▸ Brief:
Return the records, each one exactly as written.

(Collected data)
○ ○ ○ ○ ○ ○ ○

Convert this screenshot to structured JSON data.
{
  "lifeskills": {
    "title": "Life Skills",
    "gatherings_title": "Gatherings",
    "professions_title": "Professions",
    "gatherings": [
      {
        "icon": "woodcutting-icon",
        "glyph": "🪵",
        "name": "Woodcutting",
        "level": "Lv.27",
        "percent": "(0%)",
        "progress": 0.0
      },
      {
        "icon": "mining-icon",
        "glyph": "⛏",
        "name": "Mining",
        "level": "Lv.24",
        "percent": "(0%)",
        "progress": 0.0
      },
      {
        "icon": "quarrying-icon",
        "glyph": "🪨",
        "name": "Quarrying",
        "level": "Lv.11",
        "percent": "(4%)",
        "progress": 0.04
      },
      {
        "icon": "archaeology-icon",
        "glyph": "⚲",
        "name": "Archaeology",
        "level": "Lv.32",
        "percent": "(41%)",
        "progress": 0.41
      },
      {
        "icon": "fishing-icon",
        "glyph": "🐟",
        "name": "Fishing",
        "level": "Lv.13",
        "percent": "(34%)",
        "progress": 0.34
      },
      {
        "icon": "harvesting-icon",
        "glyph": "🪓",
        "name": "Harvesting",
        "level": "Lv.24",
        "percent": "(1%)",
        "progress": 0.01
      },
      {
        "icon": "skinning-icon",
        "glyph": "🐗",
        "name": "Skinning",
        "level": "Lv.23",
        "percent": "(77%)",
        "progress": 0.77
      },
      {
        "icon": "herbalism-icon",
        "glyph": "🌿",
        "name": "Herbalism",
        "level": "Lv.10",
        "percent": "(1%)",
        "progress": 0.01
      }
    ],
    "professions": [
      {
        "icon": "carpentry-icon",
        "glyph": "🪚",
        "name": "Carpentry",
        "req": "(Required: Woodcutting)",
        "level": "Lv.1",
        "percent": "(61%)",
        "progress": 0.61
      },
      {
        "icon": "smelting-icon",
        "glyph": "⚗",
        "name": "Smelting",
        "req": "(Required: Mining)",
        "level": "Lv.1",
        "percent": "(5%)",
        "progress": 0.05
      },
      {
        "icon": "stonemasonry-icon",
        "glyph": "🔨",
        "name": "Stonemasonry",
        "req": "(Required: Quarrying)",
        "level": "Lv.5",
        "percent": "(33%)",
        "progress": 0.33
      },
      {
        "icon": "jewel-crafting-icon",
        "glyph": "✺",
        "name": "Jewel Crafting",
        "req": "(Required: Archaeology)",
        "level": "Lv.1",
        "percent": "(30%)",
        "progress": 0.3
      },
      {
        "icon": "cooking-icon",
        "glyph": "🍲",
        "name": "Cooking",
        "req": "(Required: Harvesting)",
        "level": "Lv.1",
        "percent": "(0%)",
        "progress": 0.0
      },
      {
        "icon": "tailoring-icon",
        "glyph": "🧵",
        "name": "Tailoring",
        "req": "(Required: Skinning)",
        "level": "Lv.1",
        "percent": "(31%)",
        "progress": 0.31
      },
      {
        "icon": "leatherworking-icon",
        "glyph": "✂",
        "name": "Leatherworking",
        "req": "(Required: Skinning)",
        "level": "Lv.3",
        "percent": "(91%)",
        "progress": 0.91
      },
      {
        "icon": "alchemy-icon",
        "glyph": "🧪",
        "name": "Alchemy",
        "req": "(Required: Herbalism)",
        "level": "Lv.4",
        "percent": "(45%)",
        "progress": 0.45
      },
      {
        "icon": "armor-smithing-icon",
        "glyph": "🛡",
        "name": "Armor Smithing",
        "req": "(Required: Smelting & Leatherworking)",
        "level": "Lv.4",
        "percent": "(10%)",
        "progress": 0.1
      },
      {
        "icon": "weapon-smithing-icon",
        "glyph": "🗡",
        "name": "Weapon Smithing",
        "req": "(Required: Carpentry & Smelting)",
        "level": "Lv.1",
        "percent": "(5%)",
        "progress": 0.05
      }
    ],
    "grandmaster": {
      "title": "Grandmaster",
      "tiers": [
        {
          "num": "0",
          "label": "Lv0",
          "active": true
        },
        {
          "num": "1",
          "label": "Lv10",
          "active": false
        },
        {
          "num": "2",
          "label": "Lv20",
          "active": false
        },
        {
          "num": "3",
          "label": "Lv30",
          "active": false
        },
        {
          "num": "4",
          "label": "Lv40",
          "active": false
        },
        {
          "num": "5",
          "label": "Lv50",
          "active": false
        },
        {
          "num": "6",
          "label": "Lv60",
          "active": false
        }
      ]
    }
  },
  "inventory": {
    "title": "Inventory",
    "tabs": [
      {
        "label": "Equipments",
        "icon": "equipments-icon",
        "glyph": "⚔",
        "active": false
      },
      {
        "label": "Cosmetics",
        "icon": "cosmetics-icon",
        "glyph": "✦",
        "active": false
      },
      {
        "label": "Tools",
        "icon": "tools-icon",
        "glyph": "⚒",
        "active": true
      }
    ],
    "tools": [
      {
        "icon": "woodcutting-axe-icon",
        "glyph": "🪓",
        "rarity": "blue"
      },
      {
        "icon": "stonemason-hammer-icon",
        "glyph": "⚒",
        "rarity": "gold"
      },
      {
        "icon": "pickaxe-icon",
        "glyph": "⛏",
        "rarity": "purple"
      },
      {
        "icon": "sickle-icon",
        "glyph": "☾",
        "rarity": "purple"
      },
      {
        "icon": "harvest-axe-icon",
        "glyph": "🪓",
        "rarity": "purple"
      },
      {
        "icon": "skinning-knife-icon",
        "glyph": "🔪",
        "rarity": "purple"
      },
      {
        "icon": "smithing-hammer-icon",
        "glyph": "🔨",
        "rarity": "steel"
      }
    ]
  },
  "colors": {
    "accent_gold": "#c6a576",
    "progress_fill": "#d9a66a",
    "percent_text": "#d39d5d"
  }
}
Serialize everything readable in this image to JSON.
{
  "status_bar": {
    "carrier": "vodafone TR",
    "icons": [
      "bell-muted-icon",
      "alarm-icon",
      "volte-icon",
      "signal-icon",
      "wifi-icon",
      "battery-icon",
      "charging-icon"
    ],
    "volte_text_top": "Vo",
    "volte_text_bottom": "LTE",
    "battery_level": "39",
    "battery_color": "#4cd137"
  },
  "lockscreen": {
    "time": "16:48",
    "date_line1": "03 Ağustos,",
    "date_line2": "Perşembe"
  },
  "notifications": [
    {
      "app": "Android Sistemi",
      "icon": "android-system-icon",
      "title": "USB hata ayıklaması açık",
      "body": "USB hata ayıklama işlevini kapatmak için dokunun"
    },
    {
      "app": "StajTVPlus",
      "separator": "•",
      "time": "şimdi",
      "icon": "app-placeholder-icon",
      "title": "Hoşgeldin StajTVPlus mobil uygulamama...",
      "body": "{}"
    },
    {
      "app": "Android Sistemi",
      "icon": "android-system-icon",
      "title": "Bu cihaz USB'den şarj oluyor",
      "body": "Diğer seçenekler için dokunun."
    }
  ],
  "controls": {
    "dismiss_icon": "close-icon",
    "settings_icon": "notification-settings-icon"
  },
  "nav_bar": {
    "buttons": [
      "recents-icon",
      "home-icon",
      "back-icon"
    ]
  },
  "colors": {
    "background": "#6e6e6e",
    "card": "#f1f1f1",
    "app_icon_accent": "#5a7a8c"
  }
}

○ ○ ○ ○ ○ ○ ○

▸ Task result:
Convert this screenshot to structured JSON data.
{
  "lifeskills": {
    "title": "Life Skills",
    "gatherings_title": "Gatherings",
    "professions_title": "Professions",
    "gatherings": [
      {
        "icon": "woodcutting-icon",
        "glyph": "🪵",
        "name": "Woodcutting",
        "level": "Lv.27",
        "percent": "(0%)",
        "progress": 0.0
      },
      {
        "icon": "mining-icon",
        "glyph": "⛏",
        "name": "Mining",
        "level": "Lv.24",
        "percent": "(0%)",
        "progress": 0.0
      },
      {
        "icon": "quarrying-icon",
        "glyph": "🪨",
        "name": "Quarrying",
        "level": "Lv.11",
        "percent": "(4%)",
        "progress": 0.04
      },
      {
        "icon": "archaeology-icon",
        "glyph": "⚲",
        "name": "Archaeology",
        "level": "Lv.32",
        "percent": "(41%)",
        "progress": 0.41
      },
      {
        "icon": "fishing-icon",
        "glyph": "🐟",
        "name": "Fishing",
        "level": "Lv.13",
        "percent": "(34%)",
        "progress": 0.34
      },
      {
        "icon": "harvesting-icon",
        "glyph": "🪓",
        "name": "Harvesting",
        "level": "Lv.24",
        "percent": "(1%)",
        "progress": 0.01
      },
      {
        "icon": "skinning-icon",
        "glyph": "🐗",
        "name": "Skinning",
        "level": "Lv.23",
        "percent": "(77%)",
        "progress": 0.77
      },
      {
        "icon": "herbalism-icon",
        "glyph": "🌿",
        "name": "Herbalism",
        "level": "Lv.10",
        "percent": "(1%)",
        "progress": 0.01
      }
    ],
    "professions": [
      {
        "icon": "carpentry-icon",
        "glyph": "🪚",
        "name": "Carpentry",
        "req": "(Required: Woodcutting)",
        "level": "Lv.1",
        "percent": "(61%)",
        "progress": 0.61
      },
      {
        "icon": "smelting-icon",
        "glyph": "⚗",
        "name": "Smelting",
        "req": "(Required: Mining)",
        "level": "Lv.1",
        "percent": "(5%)",
        "progress": 0.05
      },
      {
        "icon": "stonemasonry-icon",
        "glyph": "🔨",
        "name": "Stonemasonry",
        "req": "(Required: Quarrying)",
        "level": "Lv.5",
        "percent": "(33%)",
        "progress": 0.33
      },
      {
        "icon": "jewel-crafting-icon",
        "glyph": "✺",
        "name": "Jewel Crafting",
        "req": "(Required: Archaeology)",
        "level": "Lv.1",
        "percent": "(30%)",
        "progress": 0.3
      },
      {
        "icon": "cooking-icon",
        "glyph": "🍲",
        "name": "Cooking",
        "req": "(Required: Harvesting)",
        "level": "Lv.1",
        "percent": "(0%)",
        "progress": 0.0
      },
      {
        "icon": "tailoring-icon",
        "glyph": "🧵",
        "name": "Tailoring",
        "req": "(Required: Skinning)",
        "level": "Lv.1",
        "percent": "(31%)",
        "progress": 0.31
      },
      {
        "icon": "leatherworking-icon",
        "glyph": "✂",
        "name": "Leatherworking",
        "req": "(Required: Skinning)",
        "level": "Lv.3",
        "percent": "(91%)",
        "progress": 0.91
      },
      {
        "icon": "alchemy-icon",
        "glyph": "🧪",
        "name": "Alchemy",
        "req": "(Required: Herbalism)",
        "level": "Lv.4",
        "percent": "(45%)",
        "progress": 0.45
      },
      {
        "icon": "armor-smithing-icon",
        "glyph": "🛡",
        "name": "Armor Smithing",
        "req": "(Required: Smelting & Leatherworking)",
        "level": "Lv.4",
        "percent": "(10%)",
        "progress": 0.1
      },
      {
        "icon": "weapon-smithing-icon",
        "glyph": "🗡",
        "name": "Weapon Smithing",
        "req": "(Required: Carpentry & Smelting)",
        "level": "Lv.1",
        "percent": "(5%)",
        "progress": 0.05
      }
    ],
    "grandmaster": {
      "title": "Grandmaster",
      "tiers": [
        {
          "num": "0",
          "label": "Lv0",
          "active": true
        },
        {
          "num": "1",
          "label": "Lv10",
          "active": false
        },
        {
          "num": "2",
          "label": "Lv20",
          "active": false
        },
        {
          "num": "3",
          "label": "Lv30",
          "active": false
        },
        {
          "num": "4",
          "label": "Lv40",
          "active": false
        },
        {
          "num": "5",
          "label": "Lv50",
          "active": false
        },
        {
          "num": "6",
          "label": "Lv60",
          "active": false
        }
      ]
    }
  },
  "inventory": {
    "title": "Inventory",
    "tabs": [
      {
        "label": "Equipments",
        "icon": "equipments-icon",
        "glyph": "⚔",
        "active": false
      },
      {
        "label": "Cosmetics",
        "icon": "cosmetics-icon",
        "glyph": "✦",
        "active": false
      },
      {
        "label": "Tools",
        "icon": "tools-icon",
        "glyph": "⚒",
        "active": true
      }
    ],
    "tools": [
      {
        "icon": "woodcutting-axe-icon",
        "glyph": "🪓",
        "rarity": "blue"
      },
      {
        "icon": "stonemason-hammer-icon",
        "glyph": "⚒",
        "rarity": "gold"
      },
      {
        "icon": "pickaxe-icon",
        "glyph": "⛏",
        "rarity": "purple"
      },
      {
        "icon": "sickle-icon",
        "glyph": "☾",
        "rarity": "purple"
      },
      {
        "icon": "harvest-axe-icon",
        "glyph": "🪓",
        "rarity": "purple"
      },
      {
        "icon": "skinning-knife-icon",
        "glyph": "🔪",
        "rarity": "purple"
      },
      {
        "icon": "smithing-hammer-icon",
        "glyph": "🔨",
        "rarity": "steel"
      }
    ]
  },
  "colors": {
    "accent_gold": "#c6a576",
    "progress_fill": "#d9a66a",
    "percent_text": "#d39d5d"
  }
}
Serialize everything readable in this image to JSON.
{
  "status_bar": {
    "carrier": "vodafone TR",
    "icons": [
      "bell-muted-icon",
      "alarm-icon",
      "volte-icon",
      "signal-icon",
      "wifi-icon",
      "battery-icon",
      "charging-icon"
    ],
    "volte_text_top": "Vo",
    "volte_text_bottom": "LTE",
    "battery_level": "39",
    "battery_color": "#4cd137"
  },
  "lockscreen": {
    "time": "16:48",
    "date_line1": "03 Ağustos,",
    "date_line2": "Perşembe"
  },
  "notifications": [
    {
      "app": "Android Sistemi",
      "icon": "android-system-icon",
      "title": "USB hata ayıklaması açık",
      "body": "USB hata ayıklama işlevini kapatmak için dokunun"
    },
    {
      "app": "StajTVPlus",
      "separator": "•",
      "time": "şimdi",
      "icon": "app-placeholder-icon",
      "title": "Hoşgeldin StajTVPlus mobil uygulamama...",
      "body": "{}"
    },
    {
      "app": "Android Sistemi",
      "icon": "android-system-icon",
      "title": "Bu cihaz USB'den şarj oluyor",
      "body": "Diğer seçenekler için dokunun."
    }
  ],
  "controls": {
    "dismiss_icon": "close-icon",
    "settings_icon": "notification-settings-icon"
  },
  "nav_bar": {
    "buttons": [
      "recents-icon",
      "home-icon",
      "back-icon"
    ]
  },
  "colors": {
    "background": "#6e6e6e",
    "card": "#f1f1f1",
    "app_icon_accent": "#5a7a8c"
  }
}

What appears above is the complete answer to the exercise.